**Instruction**. Copy the passage from the convention announcement that begins at the words "One of the most" and ends after "Racer X Motorsports.", switching "helmets" to "racing suits".

**Text extract**.
━━━━━━━━
# 2004 240sx National Convention



## 240sxNationalConvent (Mar 4, 2004)

Hello All, 

If you haven't heard The 2004 Nissan 240sx National Convention will be held in beautiful sunny Las Vegas, 8/27-8/29. Events include a private pool party, car show, drag, racing, dyno, drifting, prizes, awards, and more. 3 full days of 240sx fun. 

Things are in full swing with the 2004 Nissan 240sx National Convention. I just wanted to let everyone know that there are only 6 months to go. "Only" 6 months may seem like a long time but I still need to stress how important it is to get signed up early and if possible get involved in planning. Spaces are limited in many events and once they are gone they are gone. Also, we have set up a few levels of deadlines, so by signing up early you can save some cash. If you haven't heard about or haven't visited the website lately there is a lot you are missing. 

www.240sxNationalConvention.ORG

One of the most recent updates to the site is Racer X Motorsports (www.racerxms.com) has become the "Official Safety Equipment Supplier". They are giving us a great deal on the FULL line of Gforce products including helmets, harnesses, gloves, and more. For more info please check out 

http://www.240sxnationalconvention.org/groupbuy.html

The site lists the most common products requested but if there is anything else you are looking for check out www.gforce.com and we can get it. 

Orders and questions must be directed to [email protected] NOT Racer X Motorsports.
━━━━━━━━
**Source data**.
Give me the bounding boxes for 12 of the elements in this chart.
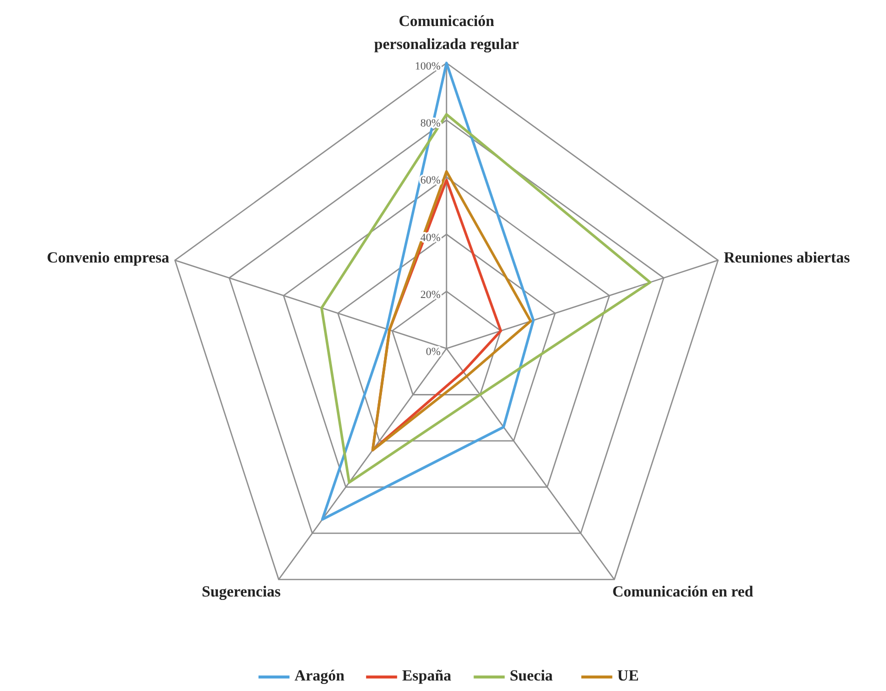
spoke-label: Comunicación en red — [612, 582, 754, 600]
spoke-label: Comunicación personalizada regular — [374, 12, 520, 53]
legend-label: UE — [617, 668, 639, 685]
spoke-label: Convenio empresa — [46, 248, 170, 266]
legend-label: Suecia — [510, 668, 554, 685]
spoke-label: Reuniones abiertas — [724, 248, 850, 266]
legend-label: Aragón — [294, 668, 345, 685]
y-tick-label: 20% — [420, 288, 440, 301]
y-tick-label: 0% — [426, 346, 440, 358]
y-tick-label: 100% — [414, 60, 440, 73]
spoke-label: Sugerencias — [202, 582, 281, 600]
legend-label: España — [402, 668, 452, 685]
━━━━━━━━
**Final answer**.
One of the most recent updates to the site is Racer X Motorsports (www.racerxms.com) has become the "Official Safety Equipment Supplier". They are giving us a great deal on the FULL line of Gforce products including racing suits, harnesses, gloves, and more. For more info please check out 

http://www.240sxnationalconvention.org/groupbuy.html

The site lists the most common products requested but if there is anything else you are looking for check out www.gforce.com and we can get it. 

Orders and questions must be directed to [email protected] NOT Racer X Motorsports.